[START]
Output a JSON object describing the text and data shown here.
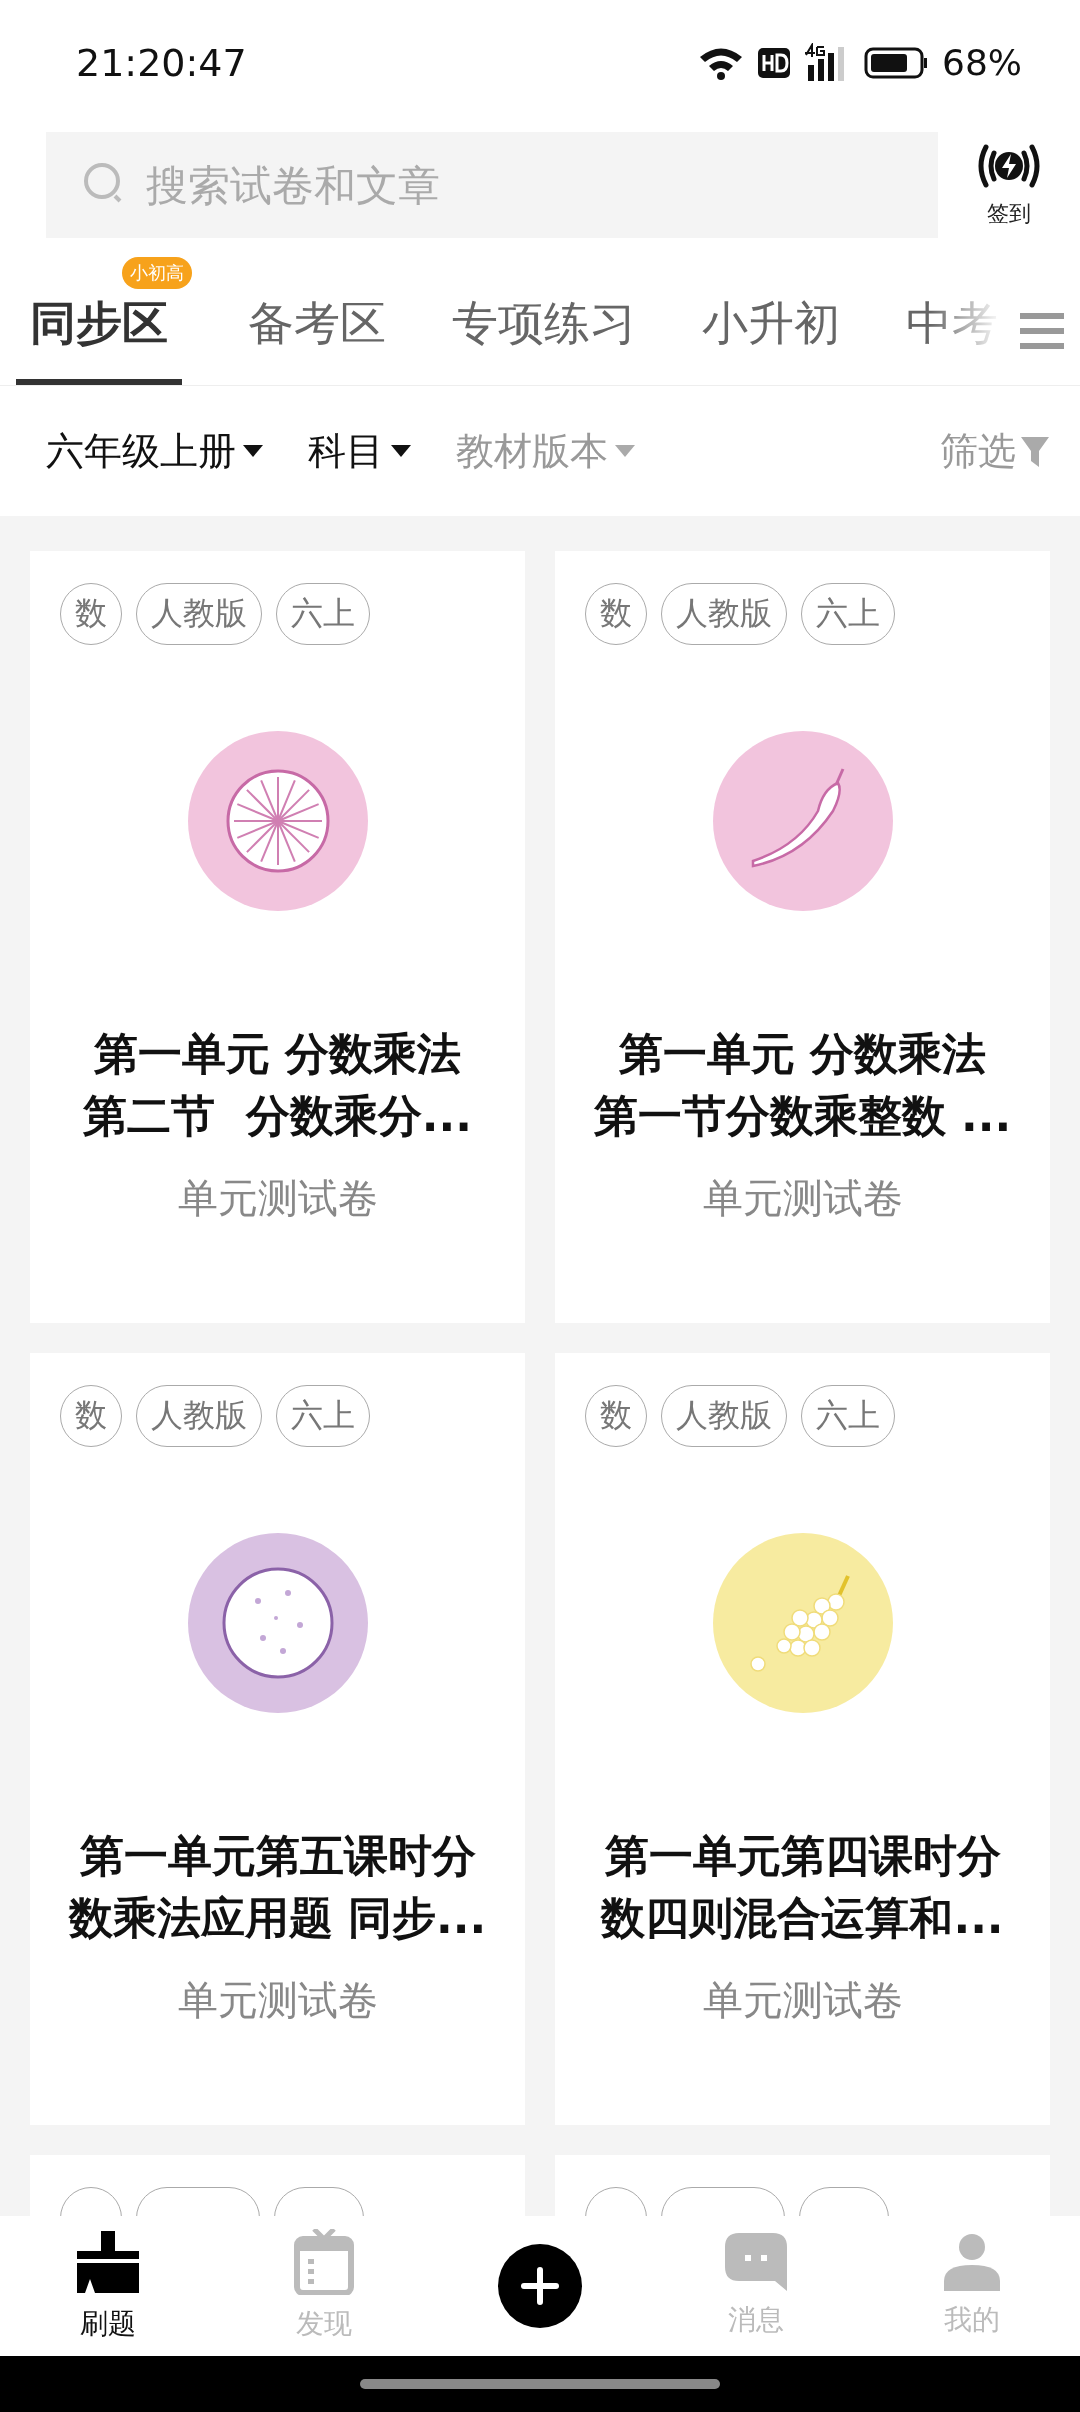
{
  "status_bar": {
    "time": "21:20:47",
    "battery": "68%"
  },
  "search": {
    "placeholder": "搜索试卷和文章"
  },
  "checkin": {
    "label": "签到"
  },
  "tabs": [
    {
      "label": "同步区",
      "selected": true,
      "badge": "小初高"
    },
    {
      "label": "备考区",
      "selected": false
    },
    {
      "label": "专项练习",
      "selected": false
    },
    {
      "label": "小升初",
      "selected": false
    },
    {
      "label": "中考",
      "selected": false
    }
  ],
  "filters": [
    {
      "label": "六年级上册",
      "enabled": true
    },
    {
      "label": "科目",
      "enabled": true
    },
    {
      "label": "教材版本",
      "enabled": false
    }
  ],
  "filter_button": {
    "label": "筛选"
  },
  "cards": [
    {
      "tags": [
        "数",
        "人教版",
        "六上"
      ],
      "kind": "citrus",
      "color": "#f2c4dd",
      "title_lines": [
        "第一单元 分数乘法",
        "第二节  分数乘分..."
      ],
      "type": "单元测试卷"
    },
    {
      "tags": [
        "数",
        "人教版",
        "六上"
      ],
      "kind": "chili",
      "color": "#f2c4dd",
      "title_lines": [
        "第一单元 分数乘法",
        "第一节分数乘整数 ..."
      ],
      "type": "单元测试卷"
    },
    {
      "tags": [
        "数",
        "人教版",
        "六上"
      ],
      "kind": "plate",
      "color": "#d9c1e2",
      "title_lines": [
        "第一单元第五课时分",
        "数乘法应用题 同步..."
      ],
      "type": "单元测试卷"
    },
    {
      "tags": [
        "数",
        "人教版",
        "六上"
      ],
      "kind": "grapes",
      "color": "#f7eba0",
      "title_lines": [
        "第一单元第四课时分",
        "数四则混合运算和..."
      ],
      "type": "单元测试卷"
    }
  ],
  "more_cards": [
    {
      "kind": "partial"
    },
    {
      "kind": "partial"
    }
  ],
  "bottom_nav": [
    {
      "kind": "brush",
      "label": "刷题",
      "selected": true
    },
    {
      "kind": "calendar",
      "label": "发现",
      "selected": false
    },
    {
      "kind": "plus"
    },
    {
      "kind": "chat",
      "label": "消息",
      "selected": false
    },
    {
      "kind": "person",
      "label": "我的",
      "selected": false
    }
  ]
}
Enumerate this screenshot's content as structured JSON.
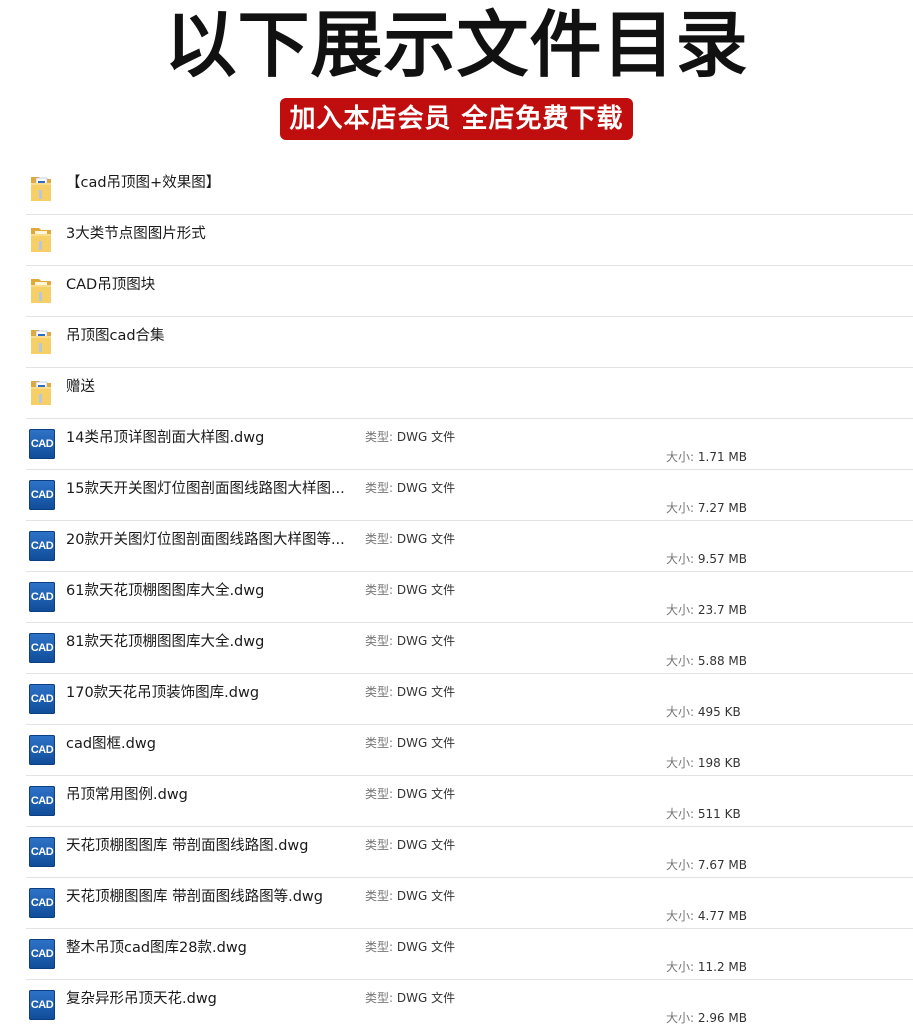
{
  "header": {
    "title": "以下展示文件目录",
    "promo": "加入本店会员 全店免费下载"
  },
  "labels": {
    "type": "类型:",
    "size": "大小:"
  },
  "folders": [
    {
      "name": "【cad吊顶图+效果图】",
      "icon": "folder-with-files-icon"
    },
    {
      "name": "3大类节点图图片形式",
      "icon": "folder-icon"
    },
    {
      "name": "CAD吊顶图块",
      "icon": "folder-icon"
    },
    {
      "name": "吊顶图cad合集",
      "icon": "folder-with-files-icon"
    },
    {
      "name": "赠送",
      "icon": "folder-with-files-icon"
    }
  ],
  "files": [
    {
      "name": "14类吊顶详图剖面大样图.dwg",
      "type": "DWG 文件",
      "size": "1.71 MB",
      "icon": "cad-file-icon"
    },
    {
      "name": "15款天开关图灯位图剖面图线路图大样图...",
      "type": "DWG 文件",
      "size": "7.27 MB",
      "icon": "cad-file-icon"
    },
    {
      "name": "20款开关图灯位图剖面图线路图大样图等...",
      "type": "DWG 文件",
      "size": "9.57 MB",
      "icon": "cad-file-icon"
    },
    {
      "name": "61款天花顶棚图图库大全.dwg",
      "type": "DWG 文件",
      "size": "23.7 MB",
      "icon": "cad-file-icon"
    },
    {
      "name": "81款天花顶棚图图库大全.dwg",
      "type": "DWG 文件",
      "size": "5.88 MB",
      "icon": "cad-file-icon"
    },
    {
      "name": "170款天花吊顶装饰图库.dwg",
      "type": "DWG 文件",
      "size": "495 KB",
      "icon": "cad-file-icon"
    },
    {
      "name": "cad图框.dwg",
      "type": "DWG 文件",
      "size": "198 KB",
      "icon": "cad-file-icon"
    },
    {
      "name": "吊顶常用图例.dwg",
      "type": "DWG 文件",
      "size": "511 KB",
      "icon": "cad-file-icon"
    },
    {
      "name": "天花顶棚图图库 带剖面图线路图.dwg",
      "type": "DWG 文件",
      "size": "7.67 MB",
      "icon": "cad-file-icon"
    },
    {
      "name": "天花顶棚图图库 带剖面图线路图等.dwg",
      "type": "DWG 文件",
      "size": "4.77 MB",
      "icon": "cad-file-icon"
    },
    {
      "name": "整木吊顶cad图库28款.dwg",
      "type": "DWG 文件",
      "size": "11.2 MB",
      "icon": "cad-file-icon"
    },
    {
      "name": "复杂异形吊顶天花.dwg",
      "type": "DWG 文件",
      "size": "2.96 MB",
      "icon": "cad-file-icon"
    }
  ],
  "icon_text": {
    "cad": "CAD"
  },
  "colors": {
    "promo_bg": "#c00d0d",
    "folder": "#f3c65a",
    "cad_icon": "#1a5fb4"
  }
}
[END]
- TO BE DONE: Your task is to copy the entries in full and exactly, without any images.

- TASK SOLUTION:
Output a JSON object describing the text and data shown here.
{
  "status_bar": {
    "time": "21:20:47",
    "battery": "68%"
  },
  "search": {
    "placeholder": "搜索试卷和文章"
  },
  "checkin": {
    "label": "签到"
  },
  "tabs": [
    {
      "label": "同步区",
      "selected": true,
      "badge": "小初高"
    },
    {
      "label": "备考区",
      "selected": false
    },
    {
      "label": "专项练习",
      "selected": false
    },
    {
      "label": "小升初",
      "selected": false
    },
    {
      "label": "中考",
      "selected": false
    }
  ],
  "filters": [
    {
      "label": "六年级上册",
      "enabled": true
    },
    {
      "label": "科目",
      "enabled": true
    },
    {
      "label": "教材版本",
      "enabled": false
    }
  ],
  "filter_button": {
    "label": "筛选"
  },
  "cards": [
    {
      "tags": [
        "数",
        "人教版",
        "六上"
      ],
      "kind": "citrus",
      "color": "#f2c4dd",
      "title_lines": [
        "第一单元 分数乘法",
        "第二节  分数乘分..."
      ],
      "type": "单元测试卷"
    },
    {
      "tags": [
        "数",
        "人教版",
        "六上"
      ],
      "kind": "chili",
      "color": "#f2c4dd",
      "title_lines": [
        "第一单元 分数乘法",
        "第一节分数乘整数 ..."
      ],
      "type": "单元测试卷"
    },
    {
      "tags": [
        "数",
        "人教版",
        "六上"
      ],
      "kind": "plate",
      "color": "#d9c1e2",
      "title_lines": [
        "第一单元第五课时分",
        "数乘法应用题 同步..."
      ],
      "type": "单元测试卷"
    },
    {
      "tags": [
        "数",
        "人教版",
        "六上"
      ],
      "kind": "grapes",
      "color": "#f7eba0",
      "title_lines": [
        "第一单元第四课时分",
        "数四则混合运算和..."
      ],
      "type": "单元测试卷"
    }
  ],
  "more_cards": [
    {
      "kind": "partial"
    },
    {
      "kind": "partial"
    }
  ],
  "bottom_nav": [
    {
      "kind": "brush",
      "label": "刷题",
      "selected": true
    },
    {
      "kind": "calendar",
      "label": "发现",
      "selected": false
    },
    {
      "kind": "plus"
    },
    {
      "kind": "chat",
      "label": "消息",
      "selected": false
    },
    {
      "kind": "person",
      "label": "我的",
      "selected": false
    }
  ]
}
Enumerate this screenshot's content as structured JSON.
{
  "header": {
    "title": "以下展示文件目录",
    "promo": "加入本店会员 全店免费下载"
  },
  "labels": {
    "type": "类型:",
    "size": "大小:"
  },
  "folders": [
    {
      "name": "【cad吊顶图+效果图】",
      "icon": "folder-with-files-icon"
    },
    {
      "name": "3大类节点图图片形式",
      "icon": "folder-icon"
    },
    {
      "name": "CAD吊顶图块",
      "icon": "folder-icon"
    },
    {
      "name": "吊顶图cad合集",
      "icon": "folder-with-files-icon"
    },
    {
      "name": "赠送",
      "icon": "folder-with-files-icon"
    }
  ],
  "files": [
    {
      "name": "14类吊顶详图剖面大样图.dwg",
      "type": "DWG 文件",
      "size": "1.71 MB",
      "icon": "cad-file-icon"
    },
    {
      "name": "15款天开关图灯位图剖面图线路图大样图...",
      "type": "DWG 文件",
      "size": "7.27 MB",
      "icon": "cad-file-icon"
    },
    {
      "name": "20款开关图灯位图剖面图线路图大样图等...",
      "type": "DWG 文件",
      "size": "9.57 MB",
      "icon": "cad-file-icon"
    },
    {
      "name": "61款天花顶棚图图库大全.dwg",
      "type": "DWG 文件",
      "size": "23.7 MB",
      "icon": "cad-file-icon"
    },
    {
      "name": "81款天花顶棚图图库大全.dwg",
      "type": "DWG 文件",
      "size": "5.88 MB",
      "icon": "cad-file-icon"
    },
    {
      "name": "170款天花吊顶装饰图库.dwg",
      "type": "DWG 文件",
      "size": "495 KB",
      "icon": "cad-file-icon"
    },
    {
      "name": "cad图框.dwg",
      "type": "DWG 文件",
      "size": "198 KB",
      "icon": "cad-file-icon"
    },
    {
      "name": "吊顶常用图例.dwg",
      "type": "DWG 文件",
      "size": "511 KB",
      "icon": "cad-file-icon"
    },
    {
      "name": "天花顶棚图图库 带剖面图线路图.dwg",
      "type": "DWG 文件",
      "size": "7.67 MB",
      "icon": "cad-file-icon"
    },
    {
      "name": "天花顶棚图图库 带剖面图线路图等.dwg",
      "type": "DWG 文件",
      "size": "4.77 MB",
      "icon": "cad-file-icon"
    },
    {
      "name": "整木吊顶cad图库28款.dwg",
      "type": "DWG 文件",
      "size": "11.2 MB",
      "icon": "cad-file-icon"
    },
    {
      "name": "复杂异形吊顶天花.dwg",
      "type": "DWG 文件",
      "size": "2.96 MB",
      "icon": "cad-file-icon"
    }
  ],
  "icon_text": {
    "cad": "CAD"
  },
  "colors": {
    "promo_bg": "#c00d0d",
    "folder": "#f3c65a",
    "cad_icon": "#1a5fb4"
  }
}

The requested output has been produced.